• What you should do
Look through the data below and return each line where "社区卫生服务站" appears.

(Lines of data)
***
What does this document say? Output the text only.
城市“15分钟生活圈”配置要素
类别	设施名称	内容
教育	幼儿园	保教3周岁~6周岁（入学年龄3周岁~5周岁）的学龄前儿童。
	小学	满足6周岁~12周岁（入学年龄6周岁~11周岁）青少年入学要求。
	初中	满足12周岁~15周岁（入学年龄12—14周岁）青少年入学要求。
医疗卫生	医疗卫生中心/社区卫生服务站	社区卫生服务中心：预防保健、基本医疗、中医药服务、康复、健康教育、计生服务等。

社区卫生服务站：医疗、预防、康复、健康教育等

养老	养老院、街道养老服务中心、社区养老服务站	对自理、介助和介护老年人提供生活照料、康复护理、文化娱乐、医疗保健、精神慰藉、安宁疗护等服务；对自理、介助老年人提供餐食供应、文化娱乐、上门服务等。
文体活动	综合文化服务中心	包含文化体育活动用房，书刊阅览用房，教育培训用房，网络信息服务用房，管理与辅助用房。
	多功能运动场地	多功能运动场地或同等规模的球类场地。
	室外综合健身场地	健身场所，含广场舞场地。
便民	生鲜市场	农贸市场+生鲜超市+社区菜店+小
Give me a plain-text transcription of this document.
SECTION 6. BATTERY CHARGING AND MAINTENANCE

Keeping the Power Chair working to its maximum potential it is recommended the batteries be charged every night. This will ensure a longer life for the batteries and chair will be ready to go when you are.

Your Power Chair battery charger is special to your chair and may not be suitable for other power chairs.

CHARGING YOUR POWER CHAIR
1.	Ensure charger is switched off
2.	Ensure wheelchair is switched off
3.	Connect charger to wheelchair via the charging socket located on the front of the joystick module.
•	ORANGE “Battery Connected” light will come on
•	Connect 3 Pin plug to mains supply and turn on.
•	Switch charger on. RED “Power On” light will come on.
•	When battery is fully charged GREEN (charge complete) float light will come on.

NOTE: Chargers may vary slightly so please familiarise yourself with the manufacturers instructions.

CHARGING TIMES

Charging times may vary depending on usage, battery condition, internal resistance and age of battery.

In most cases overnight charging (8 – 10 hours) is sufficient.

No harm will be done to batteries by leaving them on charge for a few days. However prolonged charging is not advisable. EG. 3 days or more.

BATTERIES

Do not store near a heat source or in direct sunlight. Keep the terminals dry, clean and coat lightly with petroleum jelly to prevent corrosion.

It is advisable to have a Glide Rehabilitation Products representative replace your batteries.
***
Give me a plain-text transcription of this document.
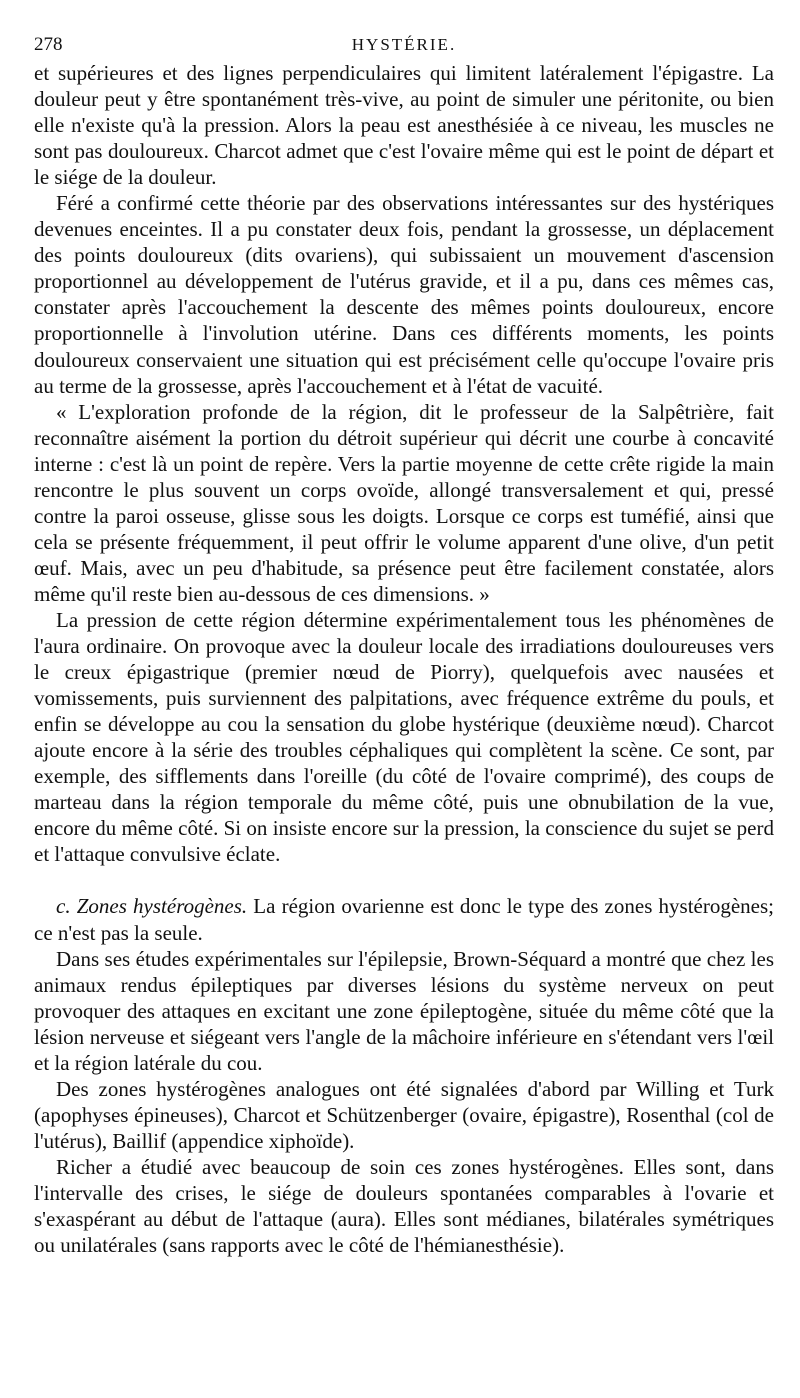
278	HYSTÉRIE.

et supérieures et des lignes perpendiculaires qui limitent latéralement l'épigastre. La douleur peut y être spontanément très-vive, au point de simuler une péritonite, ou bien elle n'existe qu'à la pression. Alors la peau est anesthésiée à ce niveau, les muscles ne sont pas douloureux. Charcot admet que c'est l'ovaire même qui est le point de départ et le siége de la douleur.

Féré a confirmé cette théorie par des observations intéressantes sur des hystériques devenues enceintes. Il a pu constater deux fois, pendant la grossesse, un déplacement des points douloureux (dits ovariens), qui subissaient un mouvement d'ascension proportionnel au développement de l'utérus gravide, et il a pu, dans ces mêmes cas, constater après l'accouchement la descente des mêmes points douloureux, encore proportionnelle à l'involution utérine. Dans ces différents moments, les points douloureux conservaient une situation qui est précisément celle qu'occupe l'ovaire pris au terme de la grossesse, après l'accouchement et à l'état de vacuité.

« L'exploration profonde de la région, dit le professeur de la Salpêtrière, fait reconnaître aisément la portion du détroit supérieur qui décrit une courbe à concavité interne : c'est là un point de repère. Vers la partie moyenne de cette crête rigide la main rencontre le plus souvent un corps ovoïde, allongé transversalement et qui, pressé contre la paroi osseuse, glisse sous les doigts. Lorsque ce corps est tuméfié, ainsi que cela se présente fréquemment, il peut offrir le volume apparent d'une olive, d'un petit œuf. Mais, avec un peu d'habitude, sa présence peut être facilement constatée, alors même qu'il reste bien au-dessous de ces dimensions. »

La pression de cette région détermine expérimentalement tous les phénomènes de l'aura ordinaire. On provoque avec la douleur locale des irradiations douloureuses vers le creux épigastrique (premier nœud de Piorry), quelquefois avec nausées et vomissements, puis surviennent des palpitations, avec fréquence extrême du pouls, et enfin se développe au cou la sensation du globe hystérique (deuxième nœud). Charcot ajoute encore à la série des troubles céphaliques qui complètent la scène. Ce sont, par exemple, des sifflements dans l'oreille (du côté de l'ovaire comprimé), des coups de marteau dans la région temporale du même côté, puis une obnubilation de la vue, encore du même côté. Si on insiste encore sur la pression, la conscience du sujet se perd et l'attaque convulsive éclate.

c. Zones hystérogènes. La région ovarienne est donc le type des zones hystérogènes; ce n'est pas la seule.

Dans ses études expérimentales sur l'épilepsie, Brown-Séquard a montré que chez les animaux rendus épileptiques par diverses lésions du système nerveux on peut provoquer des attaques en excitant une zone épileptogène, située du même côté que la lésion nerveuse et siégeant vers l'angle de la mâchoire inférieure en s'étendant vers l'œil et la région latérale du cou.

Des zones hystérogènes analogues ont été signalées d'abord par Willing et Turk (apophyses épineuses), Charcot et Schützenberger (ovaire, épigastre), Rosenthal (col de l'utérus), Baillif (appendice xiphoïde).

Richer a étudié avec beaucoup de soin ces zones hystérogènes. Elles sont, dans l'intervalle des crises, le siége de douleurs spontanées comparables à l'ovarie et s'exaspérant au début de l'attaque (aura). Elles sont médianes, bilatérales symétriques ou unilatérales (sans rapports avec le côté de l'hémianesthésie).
***
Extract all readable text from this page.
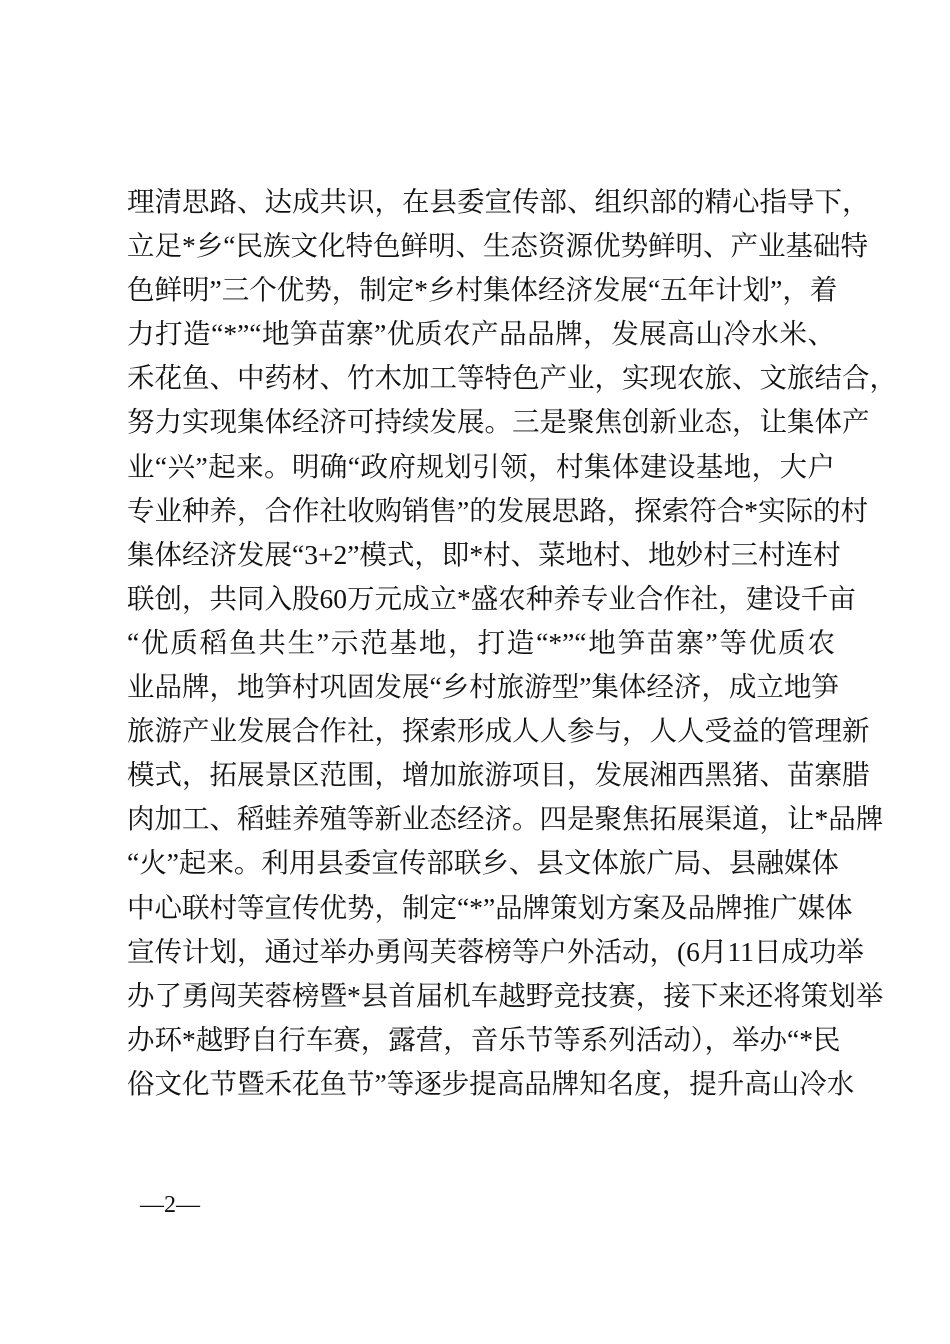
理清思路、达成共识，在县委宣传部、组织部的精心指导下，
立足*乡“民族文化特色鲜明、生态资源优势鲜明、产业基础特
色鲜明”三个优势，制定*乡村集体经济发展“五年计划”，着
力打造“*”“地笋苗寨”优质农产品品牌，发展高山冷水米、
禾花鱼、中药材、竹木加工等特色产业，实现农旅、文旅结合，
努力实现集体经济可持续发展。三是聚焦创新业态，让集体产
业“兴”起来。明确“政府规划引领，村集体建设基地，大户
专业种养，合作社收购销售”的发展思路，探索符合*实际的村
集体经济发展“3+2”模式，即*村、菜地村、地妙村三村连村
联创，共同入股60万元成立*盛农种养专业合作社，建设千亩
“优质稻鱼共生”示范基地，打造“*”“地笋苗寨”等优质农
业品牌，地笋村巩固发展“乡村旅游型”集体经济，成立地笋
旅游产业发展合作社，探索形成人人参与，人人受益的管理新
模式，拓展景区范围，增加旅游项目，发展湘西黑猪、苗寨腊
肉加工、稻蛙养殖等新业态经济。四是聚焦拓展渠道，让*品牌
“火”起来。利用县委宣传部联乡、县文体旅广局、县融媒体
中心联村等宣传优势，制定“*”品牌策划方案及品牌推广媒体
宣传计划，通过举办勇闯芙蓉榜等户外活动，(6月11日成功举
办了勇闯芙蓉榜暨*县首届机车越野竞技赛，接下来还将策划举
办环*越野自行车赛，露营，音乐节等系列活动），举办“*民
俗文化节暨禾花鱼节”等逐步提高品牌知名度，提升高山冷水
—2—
***
• Result of this exercise
医疗卫生	医疗卫生中心/社区卫生服务站	社区卫生服务中心：预防保健、基本医疗、中医药服务、康复、健康教育、计生服务等。
社区卫生服务站：医疗、预防、康复、健康教育等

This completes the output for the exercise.